[Listed entries]:
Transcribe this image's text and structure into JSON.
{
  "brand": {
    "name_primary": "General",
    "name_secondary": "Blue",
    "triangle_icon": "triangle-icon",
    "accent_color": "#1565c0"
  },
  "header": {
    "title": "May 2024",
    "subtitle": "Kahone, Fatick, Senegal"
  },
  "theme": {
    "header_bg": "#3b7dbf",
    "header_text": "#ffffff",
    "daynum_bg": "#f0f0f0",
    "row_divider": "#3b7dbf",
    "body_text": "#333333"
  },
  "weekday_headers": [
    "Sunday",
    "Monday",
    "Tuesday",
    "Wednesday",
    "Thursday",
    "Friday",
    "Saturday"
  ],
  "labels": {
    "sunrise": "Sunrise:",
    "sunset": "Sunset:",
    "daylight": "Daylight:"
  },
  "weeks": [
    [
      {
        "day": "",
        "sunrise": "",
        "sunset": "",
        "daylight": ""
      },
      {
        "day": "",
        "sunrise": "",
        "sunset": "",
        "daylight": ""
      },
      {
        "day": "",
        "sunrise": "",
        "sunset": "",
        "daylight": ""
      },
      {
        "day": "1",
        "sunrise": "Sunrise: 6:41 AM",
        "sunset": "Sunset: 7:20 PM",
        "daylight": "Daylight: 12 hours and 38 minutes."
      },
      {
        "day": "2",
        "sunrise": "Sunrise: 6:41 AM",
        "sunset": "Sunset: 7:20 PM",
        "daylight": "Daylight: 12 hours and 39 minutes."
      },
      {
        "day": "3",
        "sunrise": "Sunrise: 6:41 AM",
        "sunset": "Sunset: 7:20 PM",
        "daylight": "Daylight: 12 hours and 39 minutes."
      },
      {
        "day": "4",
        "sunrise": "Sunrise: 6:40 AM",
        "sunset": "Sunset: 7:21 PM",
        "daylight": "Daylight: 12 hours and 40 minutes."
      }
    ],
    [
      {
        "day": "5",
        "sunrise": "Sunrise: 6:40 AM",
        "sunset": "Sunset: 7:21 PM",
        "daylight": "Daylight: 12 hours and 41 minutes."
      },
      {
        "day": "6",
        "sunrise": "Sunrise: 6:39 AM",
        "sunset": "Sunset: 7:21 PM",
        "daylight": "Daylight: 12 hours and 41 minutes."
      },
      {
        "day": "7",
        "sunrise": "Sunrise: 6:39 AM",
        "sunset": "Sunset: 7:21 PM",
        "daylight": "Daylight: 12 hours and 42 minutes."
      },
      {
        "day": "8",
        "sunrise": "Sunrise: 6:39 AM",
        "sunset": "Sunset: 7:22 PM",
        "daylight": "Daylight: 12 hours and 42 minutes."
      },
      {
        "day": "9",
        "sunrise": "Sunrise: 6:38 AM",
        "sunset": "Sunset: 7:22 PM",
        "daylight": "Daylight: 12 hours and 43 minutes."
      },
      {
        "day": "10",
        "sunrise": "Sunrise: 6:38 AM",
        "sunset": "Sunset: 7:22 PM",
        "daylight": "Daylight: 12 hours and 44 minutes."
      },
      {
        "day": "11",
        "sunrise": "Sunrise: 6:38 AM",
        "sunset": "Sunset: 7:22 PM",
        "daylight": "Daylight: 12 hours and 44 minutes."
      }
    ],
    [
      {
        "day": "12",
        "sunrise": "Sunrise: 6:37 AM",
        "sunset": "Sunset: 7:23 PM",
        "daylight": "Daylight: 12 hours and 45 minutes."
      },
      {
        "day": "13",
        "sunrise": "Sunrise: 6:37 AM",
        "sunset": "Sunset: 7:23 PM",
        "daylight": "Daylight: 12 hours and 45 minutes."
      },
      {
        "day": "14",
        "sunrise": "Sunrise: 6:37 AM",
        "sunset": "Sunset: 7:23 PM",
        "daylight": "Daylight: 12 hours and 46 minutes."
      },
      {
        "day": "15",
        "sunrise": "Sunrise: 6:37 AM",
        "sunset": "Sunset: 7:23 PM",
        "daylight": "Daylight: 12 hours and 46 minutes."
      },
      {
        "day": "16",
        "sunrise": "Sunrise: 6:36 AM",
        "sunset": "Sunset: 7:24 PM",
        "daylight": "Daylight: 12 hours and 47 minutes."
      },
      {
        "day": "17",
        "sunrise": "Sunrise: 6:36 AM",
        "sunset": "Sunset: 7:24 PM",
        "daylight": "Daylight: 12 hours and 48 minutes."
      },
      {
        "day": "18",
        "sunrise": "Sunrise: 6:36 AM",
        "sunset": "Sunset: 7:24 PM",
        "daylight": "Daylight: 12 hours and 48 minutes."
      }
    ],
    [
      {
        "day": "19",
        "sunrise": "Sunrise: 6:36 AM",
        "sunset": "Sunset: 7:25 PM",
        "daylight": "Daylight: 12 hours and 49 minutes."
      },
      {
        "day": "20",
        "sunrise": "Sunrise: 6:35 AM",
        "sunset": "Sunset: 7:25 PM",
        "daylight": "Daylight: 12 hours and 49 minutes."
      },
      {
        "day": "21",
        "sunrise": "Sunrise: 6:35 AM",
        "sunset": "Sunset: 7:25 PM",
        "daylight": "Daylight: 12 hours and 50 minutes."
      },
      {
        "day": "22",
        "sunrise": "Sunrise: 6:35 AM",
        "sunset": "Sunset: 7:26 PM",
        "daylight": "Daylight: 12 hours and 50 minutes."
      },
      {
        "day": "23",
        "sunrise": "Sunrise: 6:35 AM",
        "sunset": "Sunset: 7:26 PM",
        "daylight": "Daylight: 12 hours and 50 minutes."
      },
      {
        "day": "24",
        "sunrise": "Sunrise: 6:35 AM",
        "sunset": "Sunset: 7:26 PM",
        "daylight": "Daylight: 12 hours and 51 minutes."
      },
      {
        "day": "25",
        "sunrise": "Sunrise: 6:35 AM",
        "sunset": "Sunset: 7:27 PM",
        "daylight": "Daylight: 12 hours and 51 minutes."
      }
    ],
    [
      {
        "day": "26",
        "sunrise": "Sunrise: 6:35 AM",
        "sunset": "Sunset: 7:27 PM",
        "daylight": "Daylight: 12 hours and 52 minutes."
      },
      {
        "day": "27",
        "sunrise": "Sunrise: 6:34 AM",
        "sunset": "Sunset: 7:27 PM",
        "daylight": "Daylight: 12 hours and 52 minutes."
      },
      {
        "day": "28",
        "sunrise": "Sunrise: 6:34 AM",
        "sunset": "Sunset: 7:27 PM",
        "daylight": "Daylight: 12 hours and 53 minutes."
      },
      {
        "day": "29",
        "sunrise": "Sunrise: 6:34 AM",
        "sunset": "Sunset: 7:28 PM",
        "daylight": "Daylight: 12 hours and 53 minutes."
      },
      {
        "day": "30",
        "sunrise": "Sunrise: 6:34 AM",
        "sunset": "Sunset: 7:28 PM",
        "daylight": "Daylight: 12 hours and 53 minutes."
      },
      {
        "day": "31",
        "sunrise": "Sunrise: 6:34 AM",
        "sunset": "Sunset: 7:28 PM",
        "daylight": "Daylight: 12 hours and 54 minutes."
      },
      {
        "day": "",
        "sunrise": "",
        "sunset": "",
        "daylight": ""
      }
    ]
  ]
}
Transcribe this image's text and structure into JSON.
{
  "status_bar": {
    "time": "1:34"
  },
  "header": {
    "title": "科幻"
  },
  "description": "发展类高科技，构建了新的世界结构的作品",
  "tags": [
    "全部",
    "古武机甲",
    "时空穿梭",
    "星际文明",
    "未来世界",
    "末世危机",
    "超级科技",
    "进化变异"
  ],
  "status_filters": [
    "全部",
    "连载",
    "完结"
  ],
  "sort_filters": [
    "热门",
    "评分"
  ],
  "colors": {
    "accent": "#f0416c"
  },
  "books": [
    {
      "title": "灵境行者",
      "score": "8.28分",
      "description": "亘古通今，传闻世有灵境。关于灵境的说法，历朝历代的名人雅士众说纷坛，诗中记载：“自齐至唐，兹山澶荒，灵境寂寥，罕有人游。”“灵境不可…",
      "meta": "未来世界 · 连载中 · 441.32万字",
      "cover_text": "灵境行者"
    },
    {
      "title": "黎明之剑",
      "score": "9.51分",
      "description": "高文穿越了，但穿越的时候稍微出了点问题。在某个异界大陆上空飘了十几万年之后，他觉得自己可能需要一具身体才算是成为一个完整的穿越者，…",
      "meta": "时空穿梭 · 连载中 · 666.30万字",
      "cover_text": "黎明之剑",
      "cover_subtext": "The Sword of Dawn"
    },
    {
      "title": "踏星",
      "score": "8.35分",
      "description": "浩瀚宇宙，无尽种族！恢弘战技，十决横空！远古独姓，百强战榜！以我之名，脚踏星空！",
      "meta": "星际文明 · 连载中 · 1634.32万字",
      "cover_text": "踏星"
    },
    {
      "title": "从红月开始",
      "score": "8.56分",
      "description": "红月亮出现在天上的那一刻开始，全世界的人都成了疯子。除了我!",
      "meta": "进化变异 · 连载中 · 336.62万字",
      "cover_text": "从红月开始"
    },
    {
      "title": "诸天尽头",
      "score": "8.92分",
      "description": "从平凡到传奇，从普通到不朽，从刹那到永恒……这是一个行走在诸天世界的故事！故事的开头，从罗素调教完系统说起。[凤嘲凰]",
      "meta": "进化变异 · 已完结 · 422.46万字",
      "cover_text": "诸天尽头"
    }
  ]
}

[Problem statement]: Locate the lines above that hold the word "score". Show every one of them.

[Correct response]:
      "score": "8.28分",
      "score": "9.51分",
      "score": "8.35分",
      "score": "8.56分",
      "score": "8.92分",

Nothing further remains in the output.